**TASK TO COMPLETE:**
Copy each line below in which the string "Generate" occurs.

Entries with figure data

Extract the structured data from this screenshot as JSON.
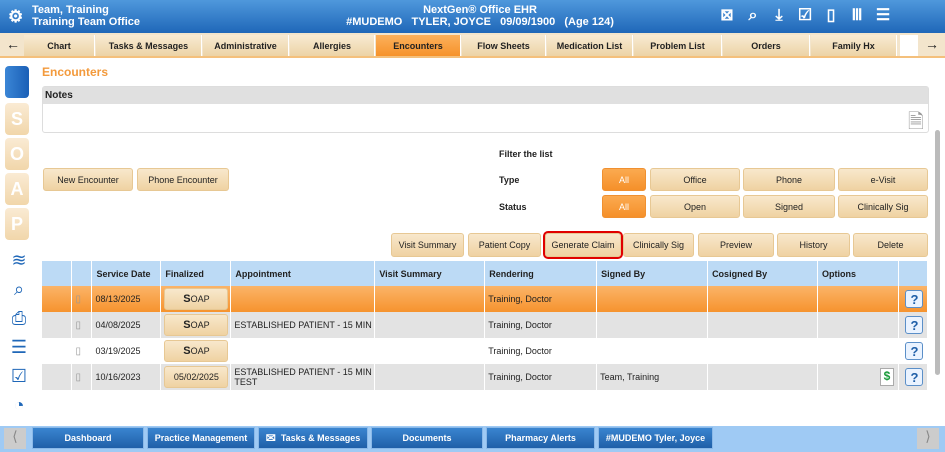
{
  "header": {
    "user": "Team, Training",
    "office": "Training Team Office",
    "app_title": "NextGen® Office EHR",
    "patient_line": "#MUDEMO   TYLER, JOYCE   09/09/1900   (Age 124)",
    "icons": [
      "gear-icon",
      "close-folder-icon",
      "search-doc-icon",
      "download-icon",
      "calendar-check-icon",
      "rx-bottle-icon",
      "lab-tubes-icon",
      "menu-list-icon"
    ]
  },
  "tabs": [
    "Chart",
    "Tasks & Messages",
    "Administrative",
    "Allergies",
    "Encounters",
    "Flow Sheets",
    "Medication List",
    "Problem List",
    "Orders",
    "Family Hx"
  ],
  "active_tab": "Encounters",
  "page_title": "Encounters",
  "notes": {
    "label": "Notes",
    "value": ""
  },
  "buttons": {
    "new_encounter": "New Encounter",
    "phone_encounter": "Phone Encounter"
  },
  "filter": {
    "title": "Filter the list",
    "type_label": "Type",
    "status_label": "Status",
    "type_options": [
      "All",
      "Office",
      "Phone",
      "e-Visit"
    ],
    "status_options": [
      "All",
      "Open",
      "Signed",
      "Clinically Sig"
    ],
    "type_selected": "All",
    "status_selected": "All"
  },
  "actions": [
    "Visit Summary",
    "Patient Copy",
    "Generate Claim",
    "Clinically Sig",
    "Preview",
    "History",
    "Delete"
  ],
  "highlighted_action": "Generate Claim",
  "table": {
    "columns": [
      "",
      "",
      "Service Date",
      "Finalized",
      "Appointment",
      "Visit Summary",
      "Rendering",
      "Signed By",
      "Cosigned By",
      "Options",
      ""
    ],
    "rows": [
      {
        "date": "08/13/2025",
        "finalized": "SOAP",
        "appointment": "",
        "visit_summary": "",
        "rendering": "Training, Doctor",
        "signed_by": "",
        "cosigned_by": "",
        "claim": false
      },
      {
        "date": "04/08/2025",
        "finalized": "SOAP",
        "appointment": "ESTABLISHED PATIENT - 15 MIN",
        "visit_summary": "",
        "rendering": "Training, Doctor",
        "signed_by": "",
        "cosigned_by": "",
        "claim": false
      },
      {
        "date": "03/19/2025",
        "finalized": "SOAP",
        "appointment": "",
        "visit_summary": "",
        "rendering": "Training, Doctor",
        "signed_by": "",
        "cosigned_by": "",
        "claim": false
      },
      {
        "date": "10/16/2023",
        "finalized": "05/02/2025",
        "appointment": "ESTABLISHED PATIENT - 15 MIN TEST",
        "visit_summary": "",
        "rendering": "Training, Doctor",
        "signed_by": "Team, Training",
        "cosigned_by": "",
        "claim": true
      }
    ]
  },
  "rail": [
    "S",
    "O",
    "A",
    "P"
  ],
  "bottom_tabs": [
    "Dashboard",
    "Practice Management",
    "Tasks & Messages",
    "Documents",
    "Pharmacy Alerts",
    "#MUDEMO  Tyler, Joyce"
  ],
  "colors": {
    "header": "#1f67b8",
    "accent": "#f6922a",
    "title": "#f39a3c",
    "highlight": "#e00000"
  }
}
--
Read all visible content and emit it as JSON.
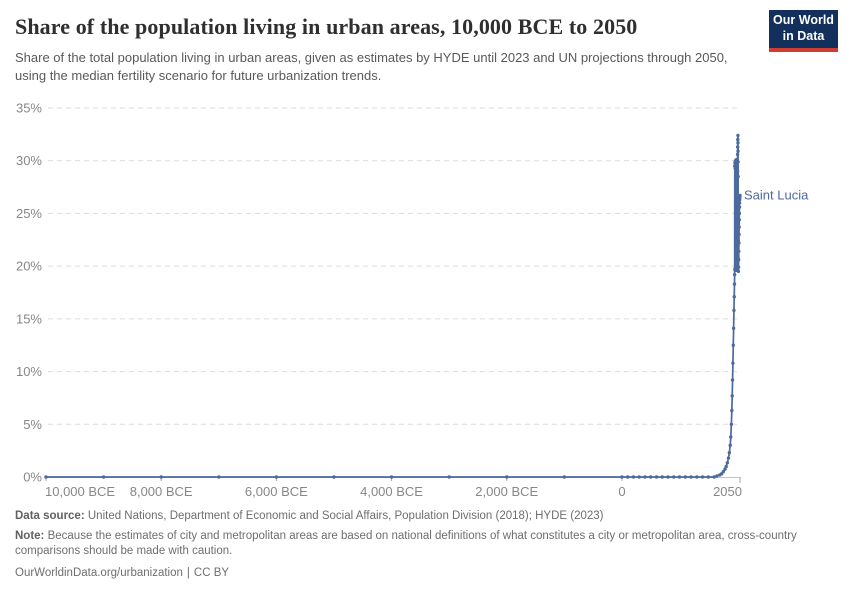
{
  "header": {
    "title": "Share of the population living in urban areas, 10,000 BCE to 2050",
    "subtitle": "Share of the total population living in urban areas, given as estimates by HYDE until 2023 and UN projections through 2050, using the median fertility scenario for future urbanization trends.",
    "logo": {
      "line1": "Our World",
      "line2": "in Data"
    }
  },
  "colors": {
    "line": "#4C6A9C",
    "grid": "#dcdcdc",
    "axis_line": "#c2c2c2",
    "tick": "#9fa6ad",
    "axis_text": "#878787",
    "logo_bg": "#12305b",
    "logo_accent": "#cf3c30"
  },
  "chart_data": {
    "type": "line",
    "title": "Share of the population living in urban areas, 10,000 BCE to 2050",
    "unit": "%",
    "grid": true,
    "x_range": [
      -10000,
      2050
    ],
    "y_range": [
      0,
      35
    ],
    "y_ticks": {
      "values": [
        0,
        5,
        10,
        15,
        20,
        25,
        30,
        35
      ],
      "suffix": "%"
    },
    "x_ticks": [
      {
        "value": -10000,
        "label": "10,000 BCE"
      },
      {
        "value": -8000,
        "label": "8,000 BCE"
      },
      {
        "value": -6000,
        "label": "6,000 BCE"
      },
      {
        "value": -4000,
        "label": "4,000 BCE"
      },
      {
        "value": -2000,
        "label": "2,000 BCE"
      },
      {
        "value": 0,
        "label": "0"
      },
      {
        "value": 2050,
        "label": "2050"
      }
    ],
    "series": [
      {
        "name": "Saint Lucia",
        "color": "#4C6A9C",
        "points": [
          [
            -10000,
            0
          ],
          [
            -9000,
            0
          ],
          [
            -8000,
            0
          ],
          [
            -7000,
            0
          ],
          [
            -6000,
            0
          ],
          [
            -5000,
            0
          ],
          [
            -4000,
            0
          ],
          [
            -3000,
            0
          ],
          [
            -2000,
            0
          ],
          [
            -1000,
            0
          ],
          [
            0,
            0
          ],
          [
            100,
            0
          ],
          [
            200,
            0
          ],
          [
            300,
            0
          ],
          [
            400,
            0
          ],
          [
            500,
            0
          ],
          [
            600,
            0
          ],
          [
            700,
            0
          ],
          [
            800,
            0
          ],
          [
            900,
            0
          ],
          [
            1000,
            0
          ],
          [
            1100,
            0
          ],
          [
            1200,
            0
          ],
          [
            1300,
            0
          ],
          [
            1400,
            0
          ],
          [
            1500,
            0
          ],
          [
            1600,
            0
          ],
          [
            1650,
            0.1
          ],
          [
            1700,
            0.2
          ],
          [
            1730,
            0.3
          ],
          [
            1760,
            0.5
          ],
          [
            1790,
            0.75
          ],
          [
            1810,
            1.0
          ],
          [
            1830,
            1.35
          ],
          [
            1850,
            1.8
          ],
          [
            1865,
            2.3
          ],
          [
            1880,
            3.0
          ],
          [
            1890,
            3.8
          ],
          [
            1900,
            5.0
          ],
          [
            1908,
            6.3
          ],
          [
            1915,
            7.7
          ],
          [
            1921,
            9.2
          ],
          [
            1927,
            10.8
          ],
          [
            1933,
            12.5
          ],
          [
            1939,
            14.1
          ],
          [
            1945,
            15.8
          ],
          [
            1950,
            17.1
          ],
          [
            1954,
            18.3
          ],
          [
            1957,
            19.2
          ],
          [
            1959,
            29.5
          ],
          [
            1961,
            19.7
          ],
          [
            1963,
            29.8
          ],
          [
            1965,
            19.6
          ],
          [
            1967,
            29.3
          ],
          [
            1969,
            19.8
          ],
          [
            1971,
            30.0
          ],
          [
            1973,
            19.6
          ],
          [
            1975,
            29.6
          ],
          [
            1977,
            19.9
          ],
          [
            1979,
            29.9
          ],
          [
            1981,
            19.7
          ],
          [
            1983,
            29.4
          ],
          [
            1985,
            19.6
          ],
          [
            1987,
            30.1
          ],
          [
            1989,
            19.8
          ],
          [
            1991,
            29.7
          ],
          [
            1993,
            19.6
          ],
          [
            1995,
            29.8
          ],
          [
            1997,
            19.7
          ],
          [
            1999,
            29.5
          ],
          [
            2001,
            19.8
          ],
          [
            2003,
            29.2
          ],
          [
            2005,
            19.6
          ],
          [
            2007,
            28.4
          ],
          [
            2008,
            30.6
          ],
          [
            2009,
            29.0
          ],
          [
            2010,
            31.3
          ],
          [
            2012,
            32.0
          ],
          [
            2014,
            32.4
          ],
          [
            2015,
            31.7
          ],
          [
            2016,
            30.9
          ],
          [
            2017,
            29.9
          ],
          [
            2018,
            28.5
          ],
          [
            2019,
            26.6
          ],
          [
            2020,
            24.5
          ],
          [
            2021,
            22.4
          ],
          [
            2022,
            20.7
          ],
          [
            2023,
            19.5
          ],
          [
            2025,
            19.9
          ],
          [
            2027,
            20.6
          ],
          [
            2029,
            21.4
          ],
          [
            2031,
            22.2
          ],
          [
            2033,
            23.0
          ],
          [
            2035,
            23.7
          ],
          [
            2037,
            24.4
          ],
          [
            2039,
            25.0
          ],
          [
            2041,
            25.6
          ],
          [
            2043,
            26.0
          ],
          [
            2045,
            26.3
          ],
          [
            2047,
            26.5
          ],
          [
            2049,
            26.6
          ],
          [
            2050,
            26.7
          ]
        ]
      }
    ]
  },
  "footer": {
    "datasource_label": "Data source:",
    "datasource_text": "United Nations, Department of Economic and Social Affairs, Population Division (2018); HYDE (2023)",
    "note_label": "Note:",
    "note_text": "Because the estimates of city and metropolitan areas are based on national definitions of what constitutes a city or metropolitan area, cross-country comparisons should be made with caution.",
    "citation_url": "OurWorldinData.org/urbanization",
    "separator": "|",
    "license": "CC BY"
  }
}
* * *
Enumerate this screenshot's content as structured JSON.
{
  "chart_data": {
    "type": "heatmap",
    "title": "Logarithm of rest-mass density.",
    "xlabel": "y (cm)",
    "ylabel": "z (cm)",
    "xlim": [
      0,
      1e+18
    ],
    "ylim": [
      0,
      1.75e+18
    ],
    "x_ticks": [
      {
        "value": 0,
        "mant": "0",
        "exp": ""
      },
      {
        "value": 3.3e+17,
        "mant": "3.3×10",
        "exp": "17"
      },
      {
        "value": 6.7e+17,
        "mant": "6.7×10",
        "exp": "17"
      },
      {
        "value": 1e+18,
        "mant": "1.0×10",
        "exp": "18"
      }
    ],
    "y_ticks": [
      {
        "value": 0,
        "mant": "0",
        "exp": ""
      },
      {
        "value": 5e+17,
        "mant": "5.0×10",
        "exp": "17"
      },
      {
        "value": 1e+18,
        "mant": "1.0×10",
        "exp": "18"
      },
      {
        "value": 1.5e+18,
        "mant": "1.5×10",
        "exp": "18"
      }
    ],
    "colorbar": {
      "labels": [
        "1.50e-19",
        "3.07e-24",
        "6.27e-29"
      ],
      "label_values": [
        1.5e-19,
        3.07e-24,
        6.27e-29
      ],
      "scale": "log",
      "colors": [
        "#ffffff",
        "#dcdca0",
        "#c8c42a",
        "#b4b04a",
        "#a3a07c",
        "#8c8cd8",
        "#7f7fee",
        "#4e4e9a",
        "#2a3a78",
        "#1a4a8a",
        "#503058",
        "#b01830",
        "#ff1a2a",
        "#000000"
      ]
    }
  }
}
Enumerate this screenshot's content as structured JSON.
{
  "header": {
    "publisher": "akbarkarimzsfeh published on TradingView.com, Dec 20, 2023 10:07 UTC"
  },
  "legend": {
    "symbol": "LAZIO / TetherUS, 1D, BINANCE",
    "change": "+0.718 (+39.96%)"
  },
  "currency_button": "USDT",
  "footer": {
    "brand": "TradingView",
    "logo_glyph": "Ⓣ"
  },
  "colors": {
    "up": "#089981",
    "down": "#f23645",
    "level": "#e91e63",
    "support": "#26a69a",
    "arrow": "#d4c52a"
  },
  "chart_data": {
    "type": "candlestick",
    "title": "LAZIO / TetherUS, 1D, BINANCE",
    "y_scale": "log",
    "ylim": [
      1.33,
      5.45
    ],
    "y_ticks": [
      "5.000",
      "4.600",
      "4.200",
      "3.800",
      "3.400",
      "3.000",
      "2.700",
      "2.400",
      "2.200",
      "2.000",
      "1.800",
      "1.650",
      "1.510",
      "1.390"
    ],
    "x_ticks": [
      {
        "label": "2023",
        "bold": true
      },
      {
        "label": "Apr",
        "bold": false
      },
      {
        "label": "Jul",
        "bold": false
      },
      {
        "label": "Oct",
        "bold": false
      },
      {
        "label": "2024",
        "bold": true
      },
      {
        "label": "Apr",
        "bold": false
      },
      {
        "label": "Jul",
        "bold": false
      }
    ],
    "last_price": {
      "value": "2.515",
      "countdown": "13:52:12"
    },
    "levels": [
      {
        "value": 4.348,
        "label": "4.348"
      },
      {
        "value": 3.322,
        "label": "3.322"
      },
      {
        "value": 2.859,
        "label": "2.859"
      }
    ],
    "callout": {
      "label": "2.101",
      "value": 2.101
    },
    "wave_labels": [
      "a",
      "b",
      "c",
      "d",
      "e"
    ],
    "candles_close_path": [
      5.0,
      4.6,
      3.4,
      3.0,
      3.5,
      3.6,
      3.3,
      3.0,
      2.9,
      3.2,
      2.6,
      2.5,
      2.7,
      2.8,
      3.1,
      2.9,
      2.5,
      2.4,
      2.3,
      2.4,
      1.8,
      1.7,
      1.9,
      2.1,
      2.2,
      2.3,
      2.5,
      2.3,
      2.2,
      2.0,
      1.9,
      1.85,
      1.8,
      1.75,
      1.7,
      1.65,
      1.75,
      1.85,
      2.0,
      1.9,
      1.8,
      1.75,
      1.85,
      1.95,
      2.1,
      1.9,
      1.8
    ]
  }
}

**EXERCISE RESULT:**
    "Generate Claim",
  "highlighted_action": "Generate Claim",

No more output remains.